Will you write out all the entries below exactly?

* _Input data_
□ □ □ □

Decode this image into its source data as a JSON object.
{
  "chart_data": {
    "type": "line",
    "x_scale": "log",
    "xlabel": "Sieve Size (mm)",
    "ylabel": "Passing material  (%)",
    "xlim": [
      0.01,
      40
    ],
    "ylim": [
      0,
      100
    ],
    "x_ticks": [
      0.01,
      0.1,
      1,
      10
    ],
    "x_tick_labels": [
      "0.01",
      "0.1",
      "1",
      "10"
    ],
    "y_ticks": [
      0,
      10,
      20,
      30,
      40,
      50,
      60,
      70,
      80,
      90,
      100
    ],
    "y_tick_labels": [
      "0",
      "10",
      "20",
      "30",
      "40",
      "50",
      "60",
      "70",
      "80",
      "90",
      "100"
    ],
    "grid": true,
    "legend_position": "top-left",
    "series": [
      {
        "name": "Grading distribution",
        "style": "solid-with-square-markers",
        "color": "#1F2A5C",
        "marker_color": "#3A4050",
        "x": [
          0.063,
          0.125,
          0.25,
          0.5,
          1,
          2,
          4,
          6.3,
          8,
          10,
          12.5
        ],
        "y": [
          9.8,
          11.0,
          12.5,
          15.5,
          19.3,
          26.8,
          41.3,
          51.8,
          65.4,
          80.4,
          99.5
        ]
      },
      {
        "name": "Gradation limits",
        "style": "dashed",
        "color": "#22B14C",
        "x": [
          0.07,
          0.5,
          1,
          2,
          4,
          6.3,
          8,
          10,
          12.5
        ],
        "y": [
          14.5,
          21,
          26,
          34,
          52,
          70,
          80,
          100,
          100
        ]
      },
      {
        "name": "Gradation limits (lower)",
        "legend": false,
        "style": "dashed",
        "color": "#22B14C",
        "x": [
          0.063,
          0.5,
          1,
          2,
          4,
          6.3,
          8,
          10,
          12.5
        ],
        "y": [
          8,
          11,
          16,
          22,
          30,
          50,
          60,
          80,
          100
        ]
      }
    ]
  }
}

□ □ □ □

* _Worked answer_
Decode this image into its source data as a JSON object.
{
  "chart_data": {
    "type": "line",
    "x_scale": "log",
    "xlabel": "Sieve Size (mm)",
    "ylabel": "Passing material  (%)",
    "xlim": [
      0.01,
      40
    ],
    "ylim": [
      0,
      100
    ],
    "x_ticks": [
      0.01,
      0.1,
      1,
      10
    ],
    "x_tick_labels": [
      "0.01",
      "0.1",
      "1",
      "10"
    ],
    "y_ticks": [
      0,
      10,
      20,
      30,
      40,
      50,
      60,
      70,
      80,
      90,
      100
    ],
    "y_tick_labels": [
      "0",
      "10",
      "20",
      "30",
      "40",
      "50",
      "60",
      "70",
      "80",
      "90",
      "100"
    ],
    "grid": true,
    "legend_position": "top-left",
    "series": [
      {
        "name": "Grading distribution",
        "style": "solid-with-square-markers",
        "color": "#1F2A5C",
        "marker_color": "#3A4050",
        "x": [
          0.063,
          0.125,
          0.25,
          0.5,
          1,
          2,
          4,
          6.3,
          8,
          10,
          12.5
        ],
        "y": [
          9.8,
          11.0,
          12.5,
          15.5,
          19.3,
          26.8,
          41.3,
          51.8,
          65.4,
          80.4,
          99.5
        ]
      },
      {
        "name": "Gradation limits",
        "style": "dashed",
        "color": "#22B14C",
        "x": [
          0.07,
          0.5,
          1,
          2,
          4,
          6.3,
          8,
          10,
          12.5
        ],
        "y": [
          14.5,
          21,
          26,
          34,
          52,
          70,
          80,
          100,
          100
        ]
      },
      {
        "name": "Gradation limits (lower)",
        "legend": false,
        "style": "dashed",
        "color": "#22B14C",
        "x": [
          0.063,
          0.5,
          1,
          2,
          4,
          6.3,
          8,
          10,
          12.5
        ],
        "y": [
          8,
          11,
          16,
          22,
          30,
          50,
          60,
          80,
          100
        ]
      }
    ]
  }
}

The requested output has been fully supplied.